If an Indigenous woman in labour in Winnipeg is being challenged on whether she is fit to parent her newborn, Treasury Board President Jane Philpott says she hopes a new law on Indigenous child welfare will help ensure that mother can keep her baby.
Too many Indigenous children are being placed in foster care, Philpott said.
“I hope anybody that has to do with the care of that mother thinks twice about what the best thing is to do for that child, because the best thing for that child is to be raised with her family, raised in their culture surrounded by their land and their lineage and their loved ones,” the former minister of Indigenous services said.
Philpott delivered an unusual off-the-cuff speech at the announcement of new legislation tabled Thursday in the House of Commons that seeks to affirm the right of Indigenous Peoples to have jurisdiction over child welfare in their communities.
The main purpose of the bill is to stop the over-representation of Indigenous children in foster care — a situation that has become so dire in Canada it has been described as a humanitarian crisis. Currently, Indigenous children account for 52.2 per cent of children in foster care in private homes, according to 2016 census data.
The bill was tabled by Seamus O’Reagan, who took over as Indigenous-services minister from Philpott after last month’s cabinet shuffle. But Philpott’s role in bringing the legislation to life was on the tip of every tongue Thursday.

Source data
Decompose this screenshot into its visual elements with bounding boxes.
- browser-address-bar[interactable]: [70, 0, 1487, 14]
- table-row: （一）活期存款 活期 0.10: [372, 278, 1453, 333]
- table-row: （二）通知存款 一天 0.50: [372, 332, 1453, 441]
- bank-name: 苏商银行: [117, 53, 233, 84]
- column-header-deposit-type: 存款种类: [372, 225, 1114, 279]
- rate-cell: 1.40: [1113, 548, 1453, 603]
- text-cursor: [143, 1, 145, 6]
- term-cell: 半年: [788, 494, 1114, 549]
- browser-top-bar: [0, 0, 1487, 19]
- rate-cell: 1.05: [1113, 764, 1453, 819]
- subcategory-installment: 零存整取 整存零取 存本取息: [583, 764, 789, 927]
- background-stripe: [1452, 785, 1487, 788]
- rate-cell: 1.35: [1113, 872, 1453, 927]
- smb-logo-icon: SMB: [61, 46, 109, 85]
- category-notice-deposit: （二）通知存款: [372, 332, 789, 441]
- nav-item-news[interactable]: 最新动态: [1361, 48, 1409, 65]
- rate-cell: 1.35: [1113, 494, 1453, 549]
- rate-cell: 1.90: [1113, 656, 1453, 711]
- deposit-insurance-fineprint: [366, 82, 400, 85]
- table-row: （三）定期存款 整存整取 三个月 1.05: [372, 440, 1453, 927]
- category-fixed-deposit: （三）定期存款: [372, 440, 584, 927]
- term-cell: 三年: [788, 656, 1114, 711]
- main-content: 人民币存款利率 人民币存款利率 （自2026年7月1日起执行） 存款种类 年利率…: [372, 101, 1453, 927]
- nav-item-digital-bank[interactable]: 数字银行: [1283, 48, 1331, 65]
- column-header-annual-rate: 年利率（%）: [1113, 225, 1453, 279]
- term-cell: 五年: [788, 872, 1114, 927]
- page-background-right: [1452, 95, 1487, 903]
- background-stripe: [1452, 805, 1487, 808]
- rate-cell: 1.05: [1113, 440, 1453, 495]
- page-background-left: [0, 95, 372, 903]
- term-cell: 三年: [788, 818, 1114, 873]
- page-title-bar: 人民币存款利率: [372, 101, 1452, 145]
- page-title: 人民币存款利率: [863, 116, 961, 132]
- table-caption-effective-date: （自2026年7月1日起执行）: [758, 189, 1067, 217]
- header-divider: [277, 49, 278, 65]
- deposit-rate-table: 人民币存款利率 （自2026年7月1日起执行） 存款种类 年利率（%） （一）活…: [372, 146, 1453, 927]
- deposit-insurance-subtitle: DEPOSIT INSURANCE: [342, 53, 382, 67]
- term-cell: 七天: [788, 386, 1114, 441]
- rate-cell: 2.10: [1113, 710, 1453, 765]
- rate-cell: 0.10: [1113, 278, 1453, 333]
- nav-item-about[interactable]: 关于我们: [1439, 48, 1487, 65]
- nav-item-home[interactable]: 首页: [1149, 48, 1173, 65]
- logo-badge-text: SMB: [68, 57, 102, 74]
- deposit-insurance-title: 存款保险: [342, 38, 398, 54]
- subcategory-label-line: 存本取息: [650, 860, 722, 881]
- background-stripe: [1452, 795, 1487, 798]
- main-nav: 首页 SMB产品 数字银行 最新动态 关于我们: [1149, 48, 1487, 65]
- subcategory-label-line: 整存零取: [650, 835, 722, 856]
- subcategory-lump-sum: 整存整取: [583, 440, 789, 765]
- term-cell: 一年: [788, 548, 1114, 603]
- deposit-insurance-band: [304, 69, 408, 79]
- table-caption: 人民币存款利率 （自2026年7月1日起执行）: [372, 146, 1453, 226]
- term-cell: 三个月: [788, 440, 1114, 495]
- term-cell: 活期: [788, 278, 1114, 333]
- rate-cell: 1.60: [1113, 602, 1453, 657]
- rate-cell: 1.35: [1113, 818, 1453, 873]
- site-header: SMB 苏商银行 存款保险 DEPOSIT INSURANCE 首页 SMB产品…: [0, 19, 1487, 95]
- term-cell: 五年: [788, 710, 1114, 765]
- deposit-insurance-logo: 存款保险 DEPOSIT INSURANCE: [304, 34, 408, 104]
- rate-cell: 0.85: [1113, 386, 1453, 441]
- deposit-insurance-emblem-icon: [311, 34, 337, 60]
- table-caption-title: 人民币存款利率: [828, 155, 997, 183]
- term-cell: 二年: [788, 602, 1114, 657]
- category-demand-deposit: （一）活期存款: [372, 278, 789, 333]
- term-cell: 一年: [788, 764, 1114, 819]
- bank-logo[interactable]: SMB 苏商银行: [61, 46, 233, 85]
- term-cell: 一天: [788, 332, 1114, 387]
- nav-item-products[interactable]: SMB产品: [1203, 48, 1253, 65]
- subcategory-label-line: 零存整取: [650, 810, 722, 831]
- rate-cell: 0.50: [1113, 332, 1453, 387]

● Tasks to carry out
(1) According to the article on the Indigenous child welfare bill, who tabled the bill in the House of Commons?
(2) From the article on the Indigenous child welfare bill, copy the passage starting at "The bill was" and ending at "every tongue Thursday.".

● Per-task outputs
(1) Seamus O'Reagan tabled the bill.

(2)
The bill was tabled by Seamus O’Reagan, who took over as Indigenous-services minister from Philpott after last month’s cabinet shuffle. But Philpott’s role in bringing the legislation to life was on the tip of every tongue Thursday.